What is being asked
Show every line in the records below that contains the word "heart".

Task data
# # #
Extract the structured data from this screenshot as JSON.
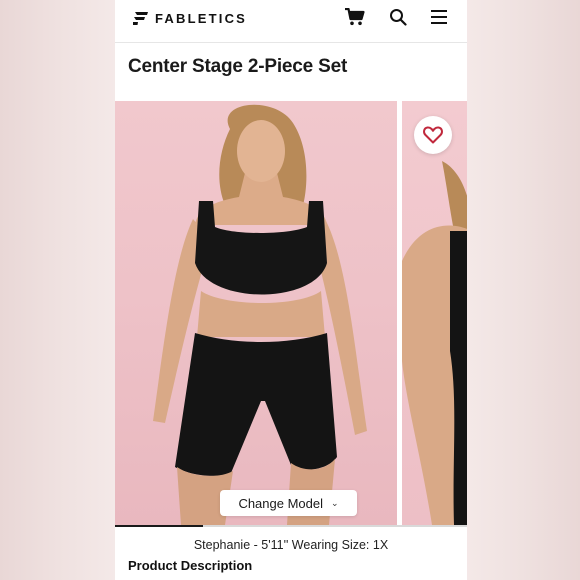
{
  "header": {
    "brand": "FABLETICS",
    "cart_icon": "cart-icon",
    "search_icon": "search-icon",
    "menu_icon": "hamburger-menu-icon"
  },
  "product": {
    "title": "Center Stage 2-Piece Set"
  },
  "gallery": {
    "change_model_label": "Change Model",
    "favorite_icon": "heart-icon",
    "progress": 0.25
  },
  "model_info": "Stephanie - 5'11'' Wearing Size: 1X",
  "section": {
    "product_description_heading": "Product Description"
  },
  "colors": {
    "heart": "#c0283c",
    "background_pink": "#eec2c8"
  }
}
# # #
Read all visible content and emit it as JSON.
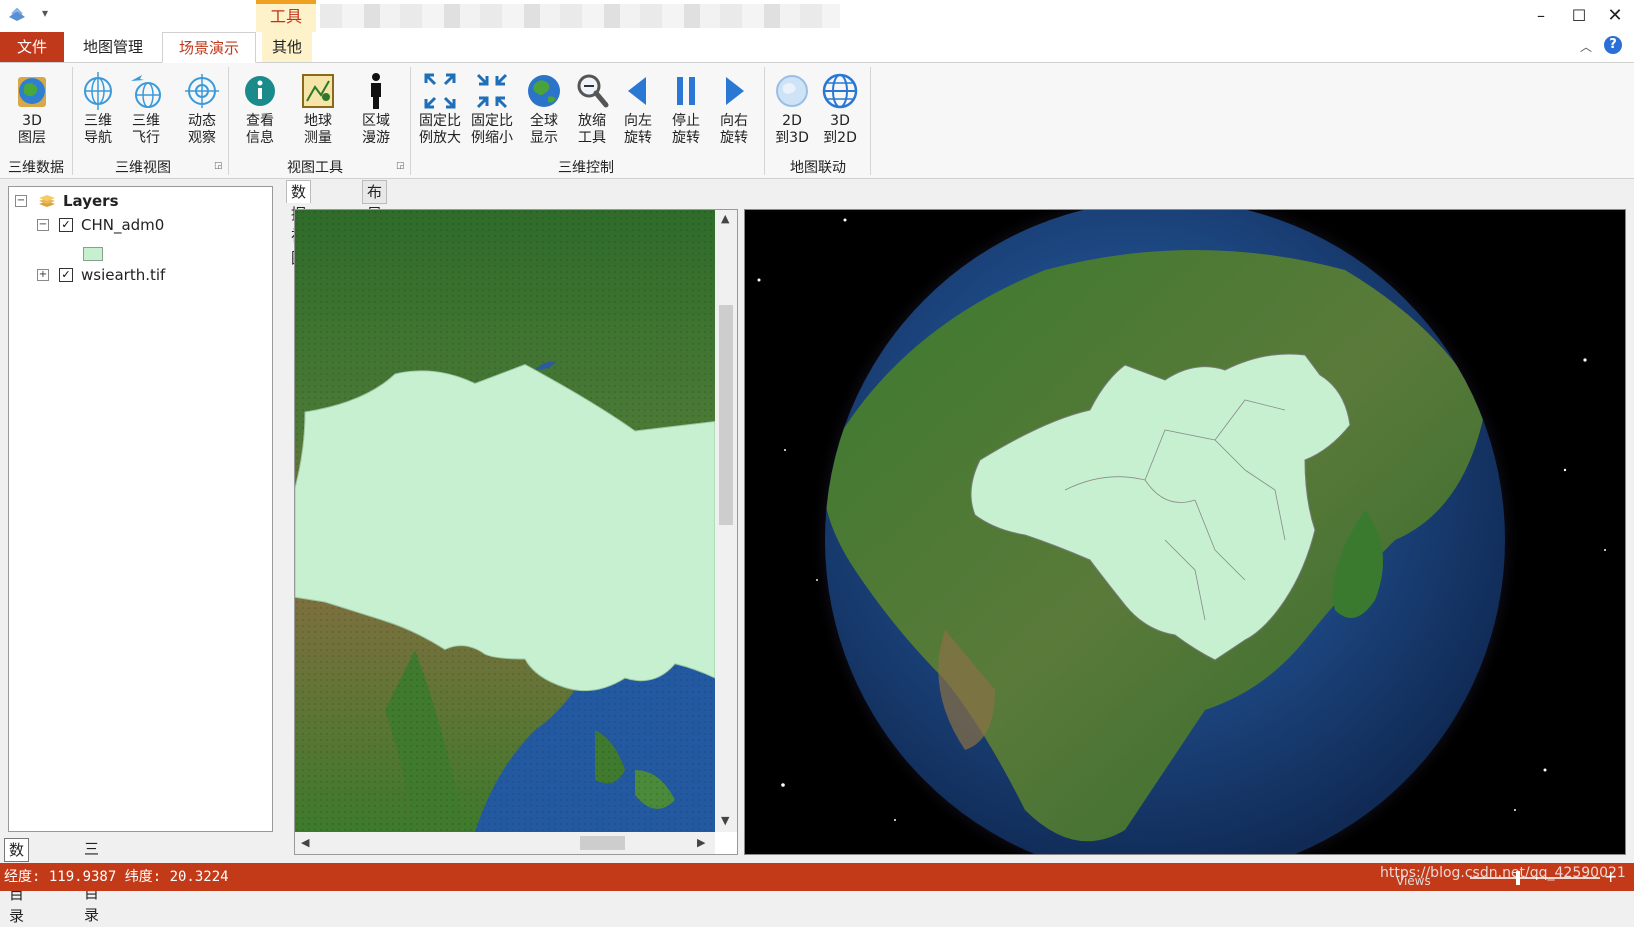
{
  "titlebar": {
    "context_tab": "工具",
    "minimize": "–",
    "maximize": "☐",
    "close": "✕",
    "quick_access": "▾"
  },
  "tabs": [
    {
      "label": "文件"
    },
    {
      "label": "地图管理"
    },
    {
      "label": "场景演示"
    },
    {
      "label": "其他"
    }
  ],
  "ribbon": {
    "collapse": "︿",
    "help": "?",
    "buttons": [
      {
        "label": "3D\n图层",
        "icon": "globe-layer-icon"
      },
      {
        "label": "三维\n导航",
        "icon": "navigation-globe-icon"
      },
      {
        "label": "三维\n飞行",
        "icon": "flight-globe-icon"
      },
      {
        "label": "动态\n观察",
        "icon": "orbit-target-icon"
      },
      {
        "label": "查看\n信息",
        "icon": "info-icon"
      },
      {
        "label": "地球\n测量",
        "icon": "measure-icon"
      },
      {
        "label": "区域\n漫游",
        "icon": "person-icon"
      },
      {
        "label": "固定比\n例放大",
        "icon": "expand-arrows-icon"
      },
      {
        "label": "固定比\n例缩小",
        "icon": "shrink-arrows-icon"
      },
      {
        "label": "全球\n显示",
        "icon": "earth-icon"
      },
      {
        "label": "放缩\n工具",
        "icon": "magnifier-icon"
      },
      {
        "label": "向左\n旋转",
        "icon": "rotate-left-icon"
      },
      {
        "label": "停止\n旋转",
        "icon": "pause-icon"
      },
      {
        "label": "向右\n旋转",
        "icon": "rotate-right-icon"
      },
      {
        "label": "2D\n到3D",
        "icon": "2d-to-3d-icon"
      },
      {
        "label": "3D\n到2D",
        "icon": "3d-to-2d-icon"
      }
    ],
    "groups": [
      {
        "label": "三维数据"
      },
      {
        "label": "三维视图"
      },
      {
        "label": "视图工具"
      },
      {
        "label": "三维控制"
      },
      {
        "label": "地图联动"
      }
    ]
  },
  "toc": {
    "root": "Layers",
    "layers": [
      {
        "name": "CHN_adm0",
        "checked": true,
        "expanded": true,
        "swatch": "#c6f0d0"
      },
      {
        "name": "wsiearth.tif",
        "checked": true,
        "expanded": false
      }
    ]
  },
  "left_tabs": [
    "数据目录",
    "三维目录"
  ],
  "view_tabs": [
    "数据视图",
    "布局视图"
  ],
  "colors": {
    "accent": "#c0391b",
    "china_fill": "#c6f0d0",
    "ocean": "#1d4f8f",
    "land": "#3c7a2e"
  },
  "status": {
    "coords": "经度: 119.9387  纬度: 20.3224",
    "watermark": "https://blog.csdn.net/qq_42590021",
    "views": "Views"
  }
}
# # #
Response
    "favorite_icon": "heart-icon",
    "heart": "#c0283c",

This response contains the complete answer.